Task directions: Restate the records in their entirety, word for word.

Input:
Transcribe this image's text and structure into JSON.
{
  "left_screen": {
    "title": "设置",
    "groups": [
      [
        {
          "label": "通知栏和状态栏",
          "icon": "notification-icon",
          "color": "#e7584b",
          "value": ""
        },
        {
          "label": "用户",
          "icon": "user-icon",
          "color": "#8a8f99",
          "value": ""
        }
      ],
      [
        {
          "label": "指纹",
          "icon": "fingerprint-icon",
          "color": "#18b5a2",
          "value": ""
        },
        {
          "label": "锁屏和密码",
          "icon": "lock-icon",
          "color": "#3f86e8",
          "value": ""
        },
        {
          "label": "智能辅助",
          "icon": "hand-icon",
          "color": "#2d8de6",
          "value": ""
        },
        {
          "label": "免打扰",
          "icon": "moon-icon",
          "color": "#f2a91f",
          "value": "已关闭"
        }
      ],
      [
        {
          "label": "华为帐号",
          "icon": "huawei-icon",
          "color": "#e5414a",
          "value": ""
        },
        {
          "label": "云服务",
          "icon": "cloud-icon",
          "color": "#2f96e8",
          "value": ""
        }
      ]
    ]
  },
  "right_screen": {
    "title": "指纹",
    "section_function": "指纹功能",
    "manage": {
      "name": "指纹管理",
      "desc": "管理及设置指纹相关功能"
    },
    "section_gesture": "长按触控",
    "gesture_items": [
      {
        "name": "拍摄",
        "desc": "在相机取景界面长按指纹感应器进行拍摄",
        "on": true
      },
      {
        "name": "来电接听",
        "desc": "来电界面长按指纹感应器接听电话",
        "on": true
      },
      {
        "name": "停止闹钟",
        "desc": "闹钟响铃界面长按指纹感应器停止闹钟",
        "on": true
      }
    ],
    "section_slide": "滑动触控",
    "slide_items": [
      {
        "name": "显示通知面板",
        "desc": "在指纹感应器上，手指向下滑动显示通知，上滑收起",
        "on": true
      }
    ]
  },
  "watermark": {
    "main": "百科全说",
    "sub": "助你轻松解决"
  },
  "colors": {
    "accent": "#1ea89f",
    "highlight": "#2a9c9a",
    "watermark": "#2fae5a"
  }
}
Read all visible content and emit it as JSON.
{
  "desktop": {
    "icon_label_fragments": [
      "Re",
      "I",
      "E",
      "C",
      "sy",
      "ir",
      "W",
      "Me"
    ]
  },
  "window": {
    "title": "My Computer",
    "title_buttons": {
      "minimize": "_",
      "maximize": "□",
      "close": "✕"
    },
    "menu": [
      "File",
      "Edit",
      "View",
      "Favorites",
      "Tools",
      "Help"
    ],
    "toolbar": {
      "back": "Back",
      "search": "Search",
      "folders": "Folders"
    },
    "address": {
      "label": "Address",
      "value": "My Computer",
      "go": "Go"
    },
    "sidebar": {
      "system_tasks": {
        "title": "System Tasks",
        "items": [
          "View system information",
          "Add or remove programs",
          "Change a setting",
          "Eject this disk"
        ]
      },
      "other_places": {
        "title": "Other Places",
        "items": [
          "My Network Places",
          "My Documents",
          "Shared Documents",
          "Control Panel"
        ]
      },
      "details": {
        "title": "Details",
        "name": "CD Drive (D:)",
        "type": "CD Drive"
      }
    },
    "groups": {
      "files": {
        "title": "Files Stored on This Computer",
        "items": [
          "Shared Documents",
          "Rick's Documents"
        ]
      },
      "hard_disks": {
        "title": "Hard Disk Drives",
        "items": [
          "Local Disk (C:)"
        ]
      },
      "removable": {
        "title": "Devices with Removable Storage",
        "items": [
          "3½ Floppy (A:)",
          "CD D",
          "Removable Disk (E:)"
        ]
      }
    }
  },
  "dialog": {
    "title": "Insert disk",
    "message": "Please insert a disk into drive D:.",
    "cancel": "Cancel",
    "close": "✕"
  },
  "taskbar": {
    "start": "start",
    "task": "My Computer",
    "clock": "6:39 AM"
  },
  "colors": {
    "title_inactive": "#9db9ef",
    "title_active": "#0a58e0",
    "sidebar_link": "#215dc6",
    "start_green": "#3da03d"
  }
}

Answer for the task:
Transcribe this image's text and structure into JSON.
{
  "left_screen": {
    "title": "设置",
    "groups": [
      [
        {
          "label": "通知栏和状态栏",
          "icon": "notification-icon",
          "color": "#e7584b",
          "value": ""
        },
        {
          "label": "用户",
          "icon": "user-icon",
          "color": "#8a8f99",
          "value": ""
        }
      ],
      [
        {
          "label": "指纹",
          "icon": "fingerprint-icon",
          "color": "#18b5a2",
          "value": ""
        },
        {
          "label": "锁屏和密码",
          "icon": "lock-icon",
          "color": "#3f86e8",
          "value": ""
        },
        {
          "label": "智能辅助",
          "icon": "hand-icon",
          "color": "#2d8de6",
          "value": ""
        },
        {
          "label": "免打扰",
          "icon": "moon-icon",
          "color": "#f2a91f",
          "value": "已关闭"
        }
      ],
      [
        {
          "label": "华为帐号",
          "icon": "huawei-icon",
          "color": "#e5414a",
          "value": ""
        },
        {
          "label": "云服务",
          "icon": "cloud-icon",
          "color": "#2f96e8",
          "value": ""
        }
      ]
    ]
  },
  "right_screen": {
    "title": "指纹",
    "section_function": "指纹功能",
    "manage": {
      "name": "指纹管理",
      "desc": "管理及设置指纹相关功能"
    },
    "section_gesture": "长按触控",
    "gesture_items": [
      {
        "name": "拍摄",
        "desc": "在相机取景界面长按指纹感应器进行拍摄",
        "on": true
      },
      {
        "name": "来电接听",
        "desc": "来电界面长按指纹感应器接听电话",
        "on": true
      },
      {
        "name": "停止闹钟",
        "desc": "闹钟响铃界面长按指纹感应器停止闹钟",
        "on": true
      }
    ],
    "section_slide": "滑动触控",
    "slide_items": [
      {
        "name": "显示通知面板",
        "desc": "在指纹感应器上，手指向下滑动显示通知，上滑收起",
        "on": true
      }
    ]
  },
  "watermark": {
    "main": "百科全说",
    "sub": "助你轻松解决"
  },
  "colors": {
    "accent": "#1ea89f",
    "highlight": "#2a9c9a",
    "watermark": "#2fae5a"
  }
}
Read all visible content and emit it as JSON.
{
  "desktop": {
    "icon_label_fragments": [
      "Re",
      "I",
      "E",
      "C",
      "sy",
      "ir",
      "W",
      "Me"
    ]
  },
  "window": {
    "title": "My Computer",
    "title_buttons": {
      "minimize": "_",
      "maximize": "□",
      "close": "✕"
    },
    "menu": [
      "File",
      "Edit",
      "View",
      "Favorites",
      "Tools",
      "Help"
    ],
    "toolbar": {
      "back": "Back",
      "search": "Search",
      "folders": "Folders"
    },
    "address": {
      "label": "Address",
      "value": "My Computer",
      "go": "Go"
    },
    "sidebar": {
      "system_tasks": {
        "title": "System Tasks",
        "items": [
          "View system information",
          "Add or remove programs",
          "Change a setting",
          "Eject this disk"
        ]
      },
      "other_places": {
        "title": "Other Places",
        "items": [
          "My Network Places",
          "My Documents",
          "Shared Documents",
          "Control Panel"
        ]
      },
      "details": {
        "title": "Details",
        "name": "CD Drive (D:)",
        "type": "CD Drive"
      }
    },
    "groups": {
      "files": {
        "title": "Files Stored on This Computer",
        "items": [
          "Shared Documents",
          "Rick's Documents"
        ]
      },
      "hard_disks": {
        "title": "Hard Disk Drives",
        "items": [
          "Local Disk (C:)"
        ]
      },
      "removable": {
        "title": "Devices with Removable Storage",
        "items": [
          "3½ Floppy (A:)",
          "CD D",
          "Removable Disk (E:)"
        ]
      }
    }
  },
  "dialog": {
    "title": "Insert disk",
    "message": "Please insert a disk into drive D:.",
    "cancel": "Cancel",
    "close": "✕"
  },
  "taskbar": {
    "start": "start",
    "task": "My Computer",
    "clock": "6:39 AM"
  },
  "colors": {
    "title_inactive": "#9db9ef",
    "title_active": "#0a58e0",
    "sidebar_link": "#215dc6",
    "start_green": "#3da03d"
  }
}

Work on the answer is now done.